Figure content listings
★ ★ ★ ★ ★ ★ ★
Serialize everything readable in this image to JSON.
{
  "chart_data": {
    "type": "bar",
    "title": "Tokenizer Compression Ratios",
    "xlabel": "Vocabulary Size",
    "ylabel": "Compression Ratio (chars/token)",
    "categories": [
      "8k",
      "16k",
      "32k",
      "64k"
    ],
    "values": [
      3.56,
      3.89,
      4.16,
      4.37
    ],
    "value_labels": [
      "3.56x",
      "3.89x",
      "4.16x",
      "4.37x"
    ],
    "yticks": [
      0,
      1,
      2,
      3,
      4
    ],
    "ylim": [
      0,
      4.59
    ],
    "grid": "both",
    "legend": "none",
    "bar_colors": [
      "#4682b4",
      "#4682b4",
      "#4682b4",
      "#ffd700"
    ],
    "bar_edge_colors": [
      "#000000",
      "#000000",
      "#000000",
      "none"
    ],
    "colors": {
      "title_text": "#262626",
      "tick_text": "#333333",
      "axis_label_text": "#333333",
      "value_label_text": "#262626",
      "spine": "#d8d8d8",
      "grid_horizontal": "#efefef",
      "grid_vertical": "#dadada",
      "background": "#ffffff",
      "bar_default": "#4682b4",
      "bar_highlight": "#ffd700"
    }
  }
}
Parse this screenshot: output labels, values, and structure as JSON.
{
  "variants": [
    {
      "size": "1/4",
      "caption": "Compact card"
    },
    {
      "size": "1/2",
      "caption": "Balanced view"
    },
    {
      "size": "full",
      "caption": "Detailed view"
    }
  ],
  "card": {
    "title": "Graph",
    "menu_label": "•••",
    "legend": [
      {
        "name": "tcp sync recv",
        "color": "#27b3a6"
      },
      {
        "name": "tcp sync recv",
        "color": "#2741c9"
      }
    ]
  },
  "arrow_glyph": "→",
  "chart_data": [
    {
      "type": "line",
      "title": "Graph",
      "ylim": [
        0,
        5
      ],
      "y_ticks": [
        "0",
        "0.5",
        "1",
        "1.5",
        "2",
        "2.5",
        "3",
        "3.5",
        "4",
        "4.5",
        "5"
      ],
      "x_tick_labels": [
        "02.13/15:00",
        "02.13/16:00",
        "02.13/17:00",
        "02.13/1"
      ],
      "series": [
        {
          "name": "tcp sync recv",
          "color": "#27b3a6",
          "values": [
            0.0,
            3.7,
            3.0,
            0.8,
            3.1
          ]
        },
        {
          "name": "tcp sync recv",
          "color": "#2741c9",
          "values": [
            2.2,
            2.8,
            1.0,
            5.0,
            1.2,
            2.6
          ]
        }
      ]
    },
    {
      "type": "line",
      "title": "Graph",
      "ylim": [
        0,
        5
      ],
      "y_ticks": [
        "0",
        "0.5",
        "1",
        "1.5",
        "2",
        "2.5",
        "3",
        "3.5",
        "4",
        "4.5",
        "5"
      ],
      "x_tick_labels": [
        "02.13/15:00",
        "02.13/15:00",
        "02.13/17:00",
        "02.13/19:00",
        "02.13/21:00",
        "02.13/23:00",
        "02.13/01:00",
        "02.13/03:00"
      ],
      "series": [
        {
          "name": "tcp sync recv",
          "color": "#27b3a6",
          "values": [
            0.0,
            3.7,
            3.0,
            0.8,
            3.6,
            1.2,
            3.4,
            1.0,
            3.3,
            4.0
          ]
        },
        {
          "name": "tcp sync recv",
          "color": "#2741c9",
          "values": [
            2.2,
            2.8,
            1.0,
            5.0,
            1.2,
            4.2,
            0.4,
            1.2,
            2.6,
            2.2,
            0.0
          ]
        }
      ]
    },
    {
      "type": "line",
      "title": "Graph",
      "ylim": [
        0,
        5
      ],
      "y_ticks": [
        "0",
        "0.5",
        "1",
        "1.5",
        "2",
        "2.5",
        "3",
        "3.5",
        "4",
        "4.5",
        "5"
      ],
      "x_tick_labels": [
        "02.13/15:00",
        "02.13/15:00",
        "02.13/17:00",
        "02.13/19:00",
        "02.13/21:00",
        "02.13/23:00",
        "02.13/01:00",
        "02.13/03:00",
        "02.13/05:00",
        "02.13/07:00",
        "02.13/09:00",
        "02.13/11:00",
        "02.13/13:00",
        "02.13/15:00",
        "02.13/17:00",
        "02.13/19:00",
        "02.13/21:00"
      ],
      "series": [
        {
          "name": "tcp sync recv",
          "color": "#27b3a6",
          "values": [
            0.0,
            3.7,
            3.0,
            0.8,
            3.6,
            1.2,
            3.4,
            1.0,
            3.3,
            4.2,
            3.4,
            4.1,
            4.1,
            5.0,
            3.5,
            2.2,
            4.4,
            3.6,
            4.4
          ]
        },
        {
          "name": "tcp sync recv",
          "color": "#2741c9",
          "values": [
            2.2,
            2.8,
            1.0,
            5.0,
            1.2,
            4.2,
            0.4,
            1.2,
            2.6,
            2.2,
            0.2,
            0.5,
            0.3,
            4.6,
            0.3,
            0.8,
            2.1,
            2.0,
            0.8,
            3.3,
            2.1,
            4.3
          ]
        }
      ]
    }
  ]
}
★ ★ ★ ★ ★ ★ ★
Extract all of the data exactly as written.

● **Result below**
Serialize everything readable in this image to JSON.
{
  "chart_data": {
    "type": "bar",
    "title": "Tokenizer Compression Ratios",
    "xlabel": "Vocabulary Size",
    "ylabel": "Compression Ratio (chars/token)",
    "categories": [
      "8k",
      "16k",
      "32k",
      "64k"
    ],
    "values": [
      3.56,
      3.89,
      4.16,
      4.37
    ],
    "value_labels": [
      "3.56x",
      "3.89x",
      "4.16x",
      "4.37x"
    ],
    "yticks": [
      0,
      1,
      2,
      3,
      4
    ],
    "ylim": [
      0,
      4.59
    ],
    "grid": "both",
    "legend": "none",
    "bar_colors": [
      "#4682b4",
      "#4682b4",
      "#4682b4",
      "#ffd700"
    ],
    "bar_edge_colors": [
      "#000000",
      "#000000",
      "#000000",
      "none"
    ],
    "colors": {
      "title_text": "#262626",
      "tick_text": "#333333",
      "axis_label_text": "#333333",
      "value_label_text": "#262626",
      "spine": "#d8d8d8",
      "grid_horizontal": "#efefef",
      "grid_vertical": "#dadada",
      "background": "#ffffff",
      "bar_default": "#4682b4",
      "bar_highlight": "#ffd700"
    }
  }
}
Parse this screenshot: output labels, values, and structure as JSON.
{
  "variants": [
    {
      "size": "1/4",
      "caption": "Compact card"
    },
    {
      "size": "1/2",
      "caption": "Balanced view"
    },
    {
      "size": "full",
      "caption": "Detailed view"
    }
  ],
  "card": {
    "title": "Graph",
    "menu_label": "•••",
    "legend": [
      {
        "name": "tcp sync recv",
        "color": "#27b3a6"
      },
      {
        "name": "tcp sync recv",
        "color": "#2741c9"
      }
    ]
  },
  "arrow_glyph": "→",
  "chart_data": [
    {
      "type": "line",
      "title": "Graph",
      "ylim": [
        0,
        5
      ],
      "y_ticks": [
        "0",
        "0.5",
        "1",
        "1.5",
        "2",
        "2.5",
        "3",
        "3.5",
        "4",
        "4.5",
        "5"
      ],
      "x_tick_labels": [
        "02.13/15:00",
        "02.13/16:00",
        "02.13/17:00",
        "02.13/1"
      ],
      "series": [
        {
          "name": "tcp sync recv",
          "color": "#27b3a6",
          "values": [
            0.0,
            3.7,
            3.0,
            0.8,
            3.1
          ]
        },
        {
          "name": "tcp sync recv",
          "color": "#2741c9",
          "values": [
            2.2,
            2.8,
            1.0,
            5.0,
            1.2,
            2.6
          ]
        }
      ]
    },
    {
      "type": "line",
      "title": "Graph",
      "ylim": [
        0,
        5
      ],
      "y_ticks": [
        "0",
        "0.5",
        "1",
        "1.5",
        "2",
        "2.5",
        "3",
        "3.5",
        "4",
        "4.5",
        "5"
      ],
      "x_tick_labels": [
        "02.13/15:00",
        "02.13/15:00",
        "02.13/17:00",
        "02.13/19:00",
        "02.13/21:00",
        "02.13/23:00",
        "02.13/01:00",
        "02.13/03:00"
      ],
      "series": [
        {
          "name": "tcp sync recv",
          "color": "#27b3a6",
          "values": [
            0.0,
            3.7,
            3.0,
            0.8,
            3.6,
            1.2,
            3.4,
            1.0,
            3.3,
            4.0
          ]
        },
        {
          "name": "tcp sync recv",
          "color": "#2741c9",
          "values": [
            2.2,
            2.8,
            1.0,
            5.0,
            1.2,
            4.2,
            0.4,
            1.2,
            2.6,
            2.2,
            0.0
          ]
        }
      ]
    },
    {
      "type": "line",
      "title": "Graph",
      "ylim": [
        0,
        5
      ],
      "y_ticks": [
        "0",
        "0.5",
        "1",
        "1.5",
        "2",
        "2.5",
        "3",
        "3.5",
        "4",
        "4.5",
        "5"
      ],
      "x_tick_labels": [
        "02.13/15:00",
        "02.13/15:00",
        "02.13/17:00",
        "02.13/19:00",
        "02.13/21:00",
        "02.13/23:00",
        "02.13/01:00",
        "02.13/03:00",
        "02.13/05:00",
        "02.13/07:00",
        "02.13/09:00",
        "02.13/11:00",
        "02.13/13:00",
        "02.13/15:00",
        "02.13/17:00",
        "02.13/19:00",
        "02.13/21:00"
      ],
      "series": [
        {
          "name": "tcp sync recv",
          "color": "#27b3a6",
          "values": [
            0.0,
            3.7,
            3.0,
            0.8,
            3.6,
            1.2,
            3.4,
            1.0,
            3.3,
            4.2,
            3.4,
            4.1,
            4.1,
            5.0,
            3.5,
            2.2,
            4.4,
            3.6,
            4.4
          ]
        },
        {
          "name": "tcp sync recv",
          "color": "#2741c9",
          "values": [
            2.2,
            2.8,
            1.0,
            5.0,
            1.2,
            4.2,
            0.4,
            1.2,
            2.6,
            2.2,
            0.2,
            0.5,
            0.3,
            4.6,
            0.3,
            0.8,
            2.1,
            2.0,
            0.8,
            3.3,
            2.1,
            4.3
          ]
        }
      ]
    }
  ]
}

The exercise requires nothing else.